Written request → Extract each line containing the string "value".

[Begin Input material]

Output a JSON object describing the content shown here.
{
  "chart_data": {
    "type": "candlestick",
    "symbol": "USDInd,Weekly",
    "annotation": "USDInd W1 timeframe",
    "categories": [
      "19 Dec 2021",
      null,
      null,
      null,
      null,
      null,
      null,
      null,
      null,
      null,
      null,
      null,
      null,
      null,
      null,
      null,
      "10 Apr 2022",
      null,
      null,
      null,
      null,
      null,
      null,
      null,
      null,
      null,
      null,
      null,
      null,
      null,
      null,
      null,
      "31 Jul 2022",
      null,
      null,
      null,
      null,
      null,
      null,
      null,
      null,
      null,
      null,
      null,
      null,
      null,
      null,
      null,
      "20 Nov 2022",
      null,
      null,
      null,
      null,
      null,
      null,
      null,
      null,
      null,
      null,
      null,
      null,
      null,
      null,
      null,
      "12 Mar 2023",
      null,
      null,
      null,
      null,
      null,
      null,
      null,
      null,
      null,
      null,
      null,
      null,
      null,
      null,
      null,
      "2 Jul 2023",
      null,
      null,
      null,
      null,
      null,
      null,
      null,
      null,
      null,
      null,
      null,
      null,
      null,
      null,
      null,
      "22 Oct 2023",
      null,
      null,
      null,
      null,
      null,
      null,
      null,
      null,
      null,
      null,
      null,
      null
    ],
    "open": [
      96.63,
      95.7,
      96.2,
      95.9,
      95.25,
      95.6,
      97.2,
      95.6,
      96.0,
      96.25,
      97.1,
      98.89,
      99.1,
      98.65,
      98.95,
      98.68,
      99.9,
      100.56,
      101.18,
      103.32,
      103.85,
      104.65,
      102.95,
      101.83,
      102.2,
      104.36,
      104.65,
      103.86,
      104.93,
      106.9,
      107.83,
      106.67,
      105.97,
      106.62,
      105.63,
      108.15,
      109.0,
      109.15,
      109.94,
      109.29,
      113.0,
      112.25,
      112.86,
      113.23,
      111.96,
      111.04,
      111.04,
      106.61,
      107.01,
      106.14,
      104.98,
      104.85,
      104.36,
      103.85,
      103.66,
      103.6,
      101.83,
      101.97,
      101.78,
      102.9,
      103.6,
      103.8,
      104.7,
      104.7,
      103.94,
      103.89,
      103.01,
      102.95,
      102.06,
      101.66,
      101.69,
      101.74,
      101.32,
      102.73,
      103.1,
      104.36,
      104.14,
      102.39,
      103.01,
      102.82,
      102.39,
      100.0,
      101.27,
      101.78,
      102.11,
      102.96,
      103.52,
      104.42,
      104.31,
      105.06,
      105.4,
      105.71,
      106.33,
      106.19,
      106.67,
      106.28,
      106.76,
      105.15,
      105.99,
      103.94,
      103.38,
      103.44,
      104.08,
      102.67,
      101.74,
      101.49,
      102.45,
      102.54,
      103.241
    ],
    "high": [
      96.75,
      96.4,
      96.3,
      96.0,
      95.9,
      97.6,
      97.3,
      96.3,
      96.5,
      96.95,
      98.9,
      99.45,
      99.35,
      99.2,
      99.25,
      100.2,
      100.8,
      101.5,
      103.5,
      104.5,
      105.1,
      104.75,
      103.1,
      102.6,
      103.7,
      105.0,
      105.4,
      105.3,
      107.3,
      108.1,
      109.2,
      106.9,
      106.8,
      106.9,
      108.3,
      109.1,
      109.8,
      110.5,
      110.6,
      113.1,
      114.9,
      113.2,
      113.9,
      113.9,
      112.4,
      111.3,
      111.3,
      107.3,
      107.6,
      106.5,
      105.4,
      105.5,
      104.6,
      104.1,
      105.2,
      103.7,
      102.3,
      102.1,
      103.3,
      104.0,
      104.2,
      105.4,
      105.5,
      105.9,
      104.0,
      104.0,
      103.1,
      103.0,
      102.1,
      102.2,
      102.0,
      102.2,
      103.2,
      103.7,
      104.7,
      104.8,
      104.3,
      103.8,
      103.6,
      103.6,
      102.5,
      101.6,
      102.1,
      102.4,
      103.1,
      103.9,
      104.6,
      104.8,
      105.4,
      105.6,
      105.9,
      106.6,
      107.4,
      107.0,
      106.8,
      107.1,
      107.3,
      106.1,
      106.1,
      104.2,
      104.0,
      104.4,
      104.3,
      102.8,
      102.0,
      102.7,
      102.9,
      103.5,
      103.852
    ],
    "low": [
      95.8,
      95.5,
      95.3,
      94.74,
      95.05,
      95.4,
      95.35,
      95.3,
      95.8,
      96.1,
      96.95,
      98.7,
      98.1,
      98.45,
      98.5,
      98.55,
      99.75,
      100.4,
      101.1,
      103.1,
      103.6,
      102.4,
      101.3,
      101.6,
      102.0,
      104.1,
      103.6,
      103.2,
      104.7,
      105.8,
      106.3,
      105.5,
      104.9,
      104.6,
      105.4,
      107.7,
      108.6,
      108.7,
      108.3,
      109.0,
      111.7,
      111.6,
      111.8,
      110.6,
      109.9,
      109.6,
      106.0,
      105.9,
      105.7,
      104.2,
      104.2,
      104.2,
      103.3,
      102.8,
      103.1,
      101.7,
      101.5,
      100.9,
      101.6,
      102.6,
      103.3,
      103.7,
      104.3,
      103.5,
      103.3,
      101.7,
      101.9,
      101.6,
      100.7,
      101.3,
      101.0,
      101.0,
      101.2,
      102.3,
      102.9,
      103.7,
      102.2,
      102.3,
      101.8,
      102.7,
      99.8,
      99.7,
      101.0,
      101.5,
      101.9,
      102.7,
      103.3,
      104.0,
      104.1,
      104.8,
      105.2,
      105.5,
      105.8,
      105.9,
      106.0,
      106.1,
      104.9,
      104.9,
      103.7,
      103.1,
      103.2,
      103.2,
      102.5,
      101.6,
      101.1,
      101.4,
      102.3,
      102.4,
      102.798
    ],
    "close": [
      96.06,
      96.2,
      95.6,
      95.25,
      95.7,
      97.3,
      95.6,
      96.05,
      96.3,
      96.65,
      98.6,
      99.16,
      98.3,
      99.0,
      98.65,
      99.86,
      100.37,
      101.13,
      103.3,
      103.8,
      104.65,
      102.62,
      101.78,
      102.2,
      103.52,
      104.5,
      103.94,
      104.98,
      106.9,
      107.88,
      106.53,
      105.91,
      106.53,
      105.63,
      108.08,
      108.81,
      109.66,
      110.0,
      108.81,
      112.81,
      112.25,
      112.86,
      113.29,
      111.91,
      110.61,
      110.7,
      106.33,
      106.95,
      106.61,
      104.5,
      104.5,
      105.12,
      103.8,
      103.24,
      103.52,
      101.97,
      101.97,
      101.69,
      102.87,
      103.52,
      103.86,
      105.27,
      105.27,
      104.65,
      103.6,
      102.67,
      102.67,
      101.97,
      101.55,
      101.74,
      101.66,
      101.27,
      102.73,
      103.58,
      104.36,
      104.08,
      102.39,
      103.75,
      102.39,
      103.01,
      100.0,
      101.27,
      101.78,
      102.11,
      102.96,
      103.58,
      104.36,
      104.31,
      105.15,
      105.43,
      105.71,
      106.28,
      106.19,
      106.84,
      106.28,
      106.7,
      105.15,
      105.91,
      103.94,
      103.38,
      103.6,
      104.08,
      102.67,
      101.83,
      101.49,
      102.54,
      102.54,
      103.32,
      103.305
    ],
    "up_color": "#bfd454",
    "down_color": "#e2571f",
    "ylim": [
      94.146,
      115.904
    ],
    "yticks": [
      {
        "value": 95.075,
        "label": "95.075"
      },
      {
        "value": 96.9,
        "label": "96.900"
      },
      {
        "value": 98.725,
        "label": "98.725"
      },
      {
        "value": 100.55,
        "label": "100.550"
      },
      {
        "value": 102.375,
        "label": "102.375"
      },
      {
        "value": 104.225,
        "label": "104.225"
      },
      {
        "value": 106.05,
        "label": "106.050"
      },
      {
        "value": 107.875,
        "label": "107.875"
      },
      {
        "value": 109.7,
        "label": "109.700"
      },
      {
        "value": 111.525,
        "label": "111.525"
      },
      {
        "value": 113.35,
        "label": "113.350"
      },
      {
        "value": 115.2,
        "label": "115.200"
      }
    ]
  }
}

[End Input material]

Response for this exercise →
        "value": 95.075,
        "value": 96.9,
        "value": 98.725,
        "value": 100.55,
        "value": 102.375,
        "value": 104.225,
        "value": 106.05,
        "value": 107.875,
        "value": 109.7,
        "value": 111.525,
        "value": 113.35,
        "value": 115.2,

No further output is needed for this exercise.